> _Exercise goal_: Reproduce all entries verbatim, with nothing added or dropped.

* begin Supplied information *

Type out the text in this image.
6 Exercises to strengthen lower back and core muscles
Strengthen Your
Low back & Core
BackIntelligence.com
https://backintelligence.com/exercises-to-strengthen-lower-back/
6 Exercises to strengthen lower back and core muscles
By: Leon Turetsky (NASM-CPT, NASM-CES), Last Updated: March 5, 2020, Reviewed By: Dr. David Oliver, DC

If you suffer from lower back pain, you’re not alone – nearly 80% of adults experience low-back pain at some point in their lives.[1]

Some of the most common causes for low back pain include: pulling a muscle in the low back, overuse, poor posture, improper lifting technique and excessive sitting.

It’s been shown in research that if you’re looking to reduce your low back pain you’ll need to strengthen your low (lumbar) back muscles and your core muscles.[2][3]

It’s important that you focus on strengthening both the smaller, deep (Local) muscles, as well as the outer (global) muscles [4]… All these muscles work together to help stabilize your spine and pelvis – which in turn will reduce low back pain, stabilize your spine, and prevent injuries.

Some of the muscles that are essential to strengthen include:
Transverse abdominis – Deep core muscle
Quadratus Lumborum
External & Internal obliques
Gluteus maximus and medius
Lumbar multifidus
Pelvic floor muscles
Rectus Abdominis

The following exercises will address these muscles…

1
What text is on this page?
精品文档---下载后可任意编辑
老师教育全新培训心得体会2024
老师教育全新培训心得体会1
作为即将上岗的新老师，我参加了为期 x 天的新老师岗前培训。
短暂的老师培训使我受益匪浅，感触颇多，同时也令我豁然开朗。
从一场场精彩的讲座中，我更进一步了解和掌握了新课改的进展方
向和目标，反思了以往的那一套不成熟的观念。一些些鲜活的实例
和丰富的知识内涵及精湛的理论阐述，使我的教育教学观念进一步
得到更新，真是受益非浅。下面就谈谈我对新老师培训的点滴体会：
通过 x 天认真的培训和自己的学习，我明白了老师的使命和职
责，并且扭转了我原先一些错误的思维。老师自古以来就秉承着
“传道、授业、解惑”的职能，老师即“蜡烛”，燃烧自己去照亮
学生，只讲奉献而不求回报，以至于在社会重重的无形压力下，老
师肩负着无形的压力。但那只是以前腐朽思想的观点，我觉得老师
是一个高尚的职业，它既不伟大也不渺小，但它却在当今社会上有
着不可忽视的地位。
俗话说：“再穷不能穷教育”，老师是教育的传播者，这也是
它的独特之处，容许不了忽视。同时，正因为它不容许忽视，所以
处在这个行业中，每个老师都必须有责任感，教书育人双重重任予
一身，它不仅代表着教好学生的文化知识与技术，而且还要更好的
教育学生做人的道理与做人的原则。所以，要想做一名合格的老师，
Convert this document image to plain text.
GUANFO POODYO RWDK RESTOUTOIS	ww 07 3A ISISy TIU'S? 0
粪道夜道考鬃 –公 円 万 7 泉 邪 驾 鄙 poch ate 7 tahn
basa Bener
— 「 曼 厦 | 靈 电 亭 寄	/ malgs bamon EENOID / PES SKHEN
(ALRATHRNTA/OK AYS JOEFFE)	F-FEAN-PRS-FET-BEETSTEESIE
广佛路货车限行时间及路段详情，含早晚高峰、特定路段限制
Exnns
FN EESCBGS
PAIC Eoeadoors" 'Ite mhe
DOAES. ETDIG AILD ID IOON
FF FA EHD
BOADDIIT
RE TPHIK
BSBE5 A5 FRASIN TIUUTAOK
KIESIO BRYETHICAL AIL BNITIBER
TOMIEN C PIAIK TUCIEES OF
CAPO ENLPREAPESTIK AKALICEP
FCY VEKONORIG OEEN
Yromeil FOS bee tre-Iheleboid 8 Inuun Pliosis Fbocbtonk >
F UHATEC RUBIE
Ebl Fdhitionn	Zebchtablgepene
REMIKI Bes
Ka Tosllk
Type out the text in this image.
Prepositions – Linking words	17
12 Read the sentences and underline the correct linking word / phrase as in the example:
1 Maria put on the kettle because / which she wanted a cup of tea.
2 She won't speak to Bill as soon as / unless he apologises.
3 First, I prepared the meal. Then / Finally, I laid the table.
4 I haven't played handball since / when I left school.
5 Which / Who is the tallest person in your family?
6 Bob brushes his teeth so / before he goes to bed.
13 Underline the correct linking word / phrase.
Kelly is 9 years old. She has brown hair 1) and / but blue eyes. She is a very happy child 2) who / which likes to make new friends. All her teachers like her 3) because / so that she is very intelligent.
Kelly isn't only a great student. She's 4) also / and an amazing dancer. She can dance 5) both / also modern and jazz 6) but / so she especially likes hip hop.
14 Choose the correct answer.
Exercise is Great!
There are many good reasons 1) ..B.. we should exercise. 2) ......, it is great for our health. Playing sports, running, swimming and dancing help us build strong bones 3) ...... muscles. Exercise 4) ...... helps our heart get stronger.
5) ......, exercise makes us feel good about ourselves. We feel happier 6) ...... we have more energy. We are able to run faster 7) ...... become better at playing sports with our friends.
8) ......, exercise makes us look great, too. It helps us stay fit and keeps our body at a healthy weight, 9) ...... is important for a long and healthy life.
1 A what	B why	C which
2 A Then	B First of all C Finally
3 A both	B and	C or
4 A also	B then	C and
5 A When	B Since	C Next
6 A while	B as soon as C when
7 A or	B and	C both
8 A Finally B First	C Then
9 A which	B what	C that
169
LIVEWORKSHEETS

* end Supplied information *

> _Solution for this problem_:
Type out the text in this image.
6 Exercises to strengthen lower back and core muscles
Strengthen Your
Low back & Core
BackIntelligence.com
https://backintelligence.com/exercises-to-strengthen-lower-back/
6 Exercises to strengthen lower back and core muscles
By: Leon Turetsky (NASM-CPT, NASM-CES), Last Updated: March 5, 2020, Reviewed By: Dr. David Oliver, DC

If you suffer from lower back pain, you’re not alone – nearly 80% of adults experience low-back pain at some point in their lives.[1]

Some of the most common causes for low back pain include: pulling a muscle in the low back, overuse, poor posture, improper lifting technique and excessive sitting.

It’s been shown in research that if you’re looking to reduce your low back pain you’ll need to strengthen your low (lumbar) back muscles and your core muscles.[2][3]

It’s important that you focus on strengthening both the smaller, deep (Local) muscles, as well as the outer (global) muscles [4]… All these muscles work together to help stabilize your spine and pelvis – which in turn will reduce low back pain, stabilize your spine, and prevent injuries.

Some of the muscles that are essential to strengthen include:
Transverse abdominis – Deep core muscle
Quadratus Lumborum
External & Internal obliques
Gluteus maximus and medius
Lumbar multifidus
Pelvic floor muscles
Rectus Abdominis

The following exercises will address these muscles…

1
What text is on this page?
精品文档---下载后可任意编辑
老师教育全新培训心得体会2024
老师教育全新培训心得体会1
作为即将上岗的新老师，我参加了为期 x 天的新老师岗前培训。
短暂的老师培训使我受益匪浅，感触颇多，同时也令我豁然开朗。
从一场场精彩的讲座中，我更进一步了解和掌握了新课改的进展方
向和目标，反思了以往的那一套不成熟的观念。一些些鲜活的实例
和丰富的知识内涵及精湛的理论阐述，使我的教育教学观念进一步
得到更新，真是受益非浅。下面就谈谈我对新老师培训的点滴体会：
通过 x 天认真的培训和自己的学习，我明白了老师的使命和职
责，并且扭转了我原先一些错误的思维。老师自古以来就秉承着
“传道、授业、解惑”的职能，老师即“蜡烛”，燃烧自己去照亮
学生，只讲奉献而不求回报，以至于在社会重重的无形压力下，老
师肩负着无形的压力。但那只是以前腐朽思想的观点，我觉得老师
是一个高尚的职业，它既不伟大也不渺小，但它却在当今社会上有
着不可忽视的地位。
俗话说：“再穷不能穷教育”，老师是教育的传播者，这也是
它的独特之处，容许不了忽视。同时，正因为它不容许忽视，所以
处在这个行业中，每个老师都必须有责任感，教书育人双重重任予
一身，它不仅代表着教好学生的文化知识与技术，而且还要更好的
教育学生做人的道理与做人的原则。所以，要想做一名合格的老师，
Convert this document image to plain text.
GUANFO POODYO RWDK RESTOUTOIS	ww 07 3A ISISy TIU'S? 0
粪道夜道考鬃 –公 円 万 7 泉 邪 驾 鄙 poch ate 7 tahn
basa Bener
— 「 曼 厦 | 靈 电 亭 寄	/ malgs bamon EENOID / PES SKHEN
(ALRATHRNTA/OK AYS JOEFFE)	F-FEAN-PRS-FET-BEETSTEESIE
广佛路货车限行时间及路段详情，含早晚高峰、特定路段限制
Exnns
FN EESCBGS
PAIC Eoeadoors" 'Ite mhe
DOAES. ETDIG AILD ID IOON
FF FA EHD
BOADDIIT
RE TPHIK
BSBE5 A5 FRASIN TIUUTAOK
KIESIO BRYETHICAL AIL BNITIBER
TOMIEN C PIAIK TUCIEES OF
CAPO ENLPREAPESTIK AKALICEP
FCY VEKONORIG OEEN
Yromeil FOS bee tre-Iheleboid 8 Inuun Pliosis Fbocbtonk >
F UHATEC RUBIE
Ebl Fdhitionn	Zebchtablgepene
REMIKI Bes
Ka Tosllk
Type out the text in this image.
Prepositions – Linking words	17
12 Read the sentences and underline the correct linking word / phrase as in the example:
1 Maria put on the kettle because / which she wanted a cup of tea.
2 She won't speak to Bill as soon as / unless he apologises.
3 First, I prepared the meal. Then / Finally, I laid the table.
4 I haven't played handball since / when I left school.
5 Which / Who is the tallest person in your family?
6 Bob brushes his teeth so / before he goes to bed.
13 Underline the correct linking word / phrase.
Kelly is 9 years old. She has brown hair 1) and / but blue eyes. She is a very happy child 2) who / which likes to make new friends. All her teachers like her 3) because / so that she is very intelligent.
Kelly isn't only a great student. She's 4) also / and an amazing dancer. She can dance 5) both / also modern and jazz 6) but / so she especially likes hip hop.
14 Choose the correct answer.
Exercise is Great!
There are many good reasons 1) ..B.. we should exercise. 2) ......, it is great for our health. Playing sports, running, swimming and dancing help us build strong bones 3) ...... muscles. Exercise 4) ...... helps our heart get stronger.
5) ......, exercise makes us feel good about ourselves. We feel happier 6) ...... we have more energy. We are able to run faster 7) ...... become better at playing sports with our friends.
8) ......, exercise makes us look great, too. It helps us stay fit and keeps our body at a healthy weight, 9) ...... is important for a long and healthy life.
1 A what	B why	C which
2 A Then	B First of all C Finally
3 A both	B and	C or
4 A also	B then	C and
5 A When	B Since	C Next
6 A while	B as soon as C when
7 A or	B and	C both
8 A Finally B First	C Then
9 A which	B what	C that
169
LIVEWORKSHEETS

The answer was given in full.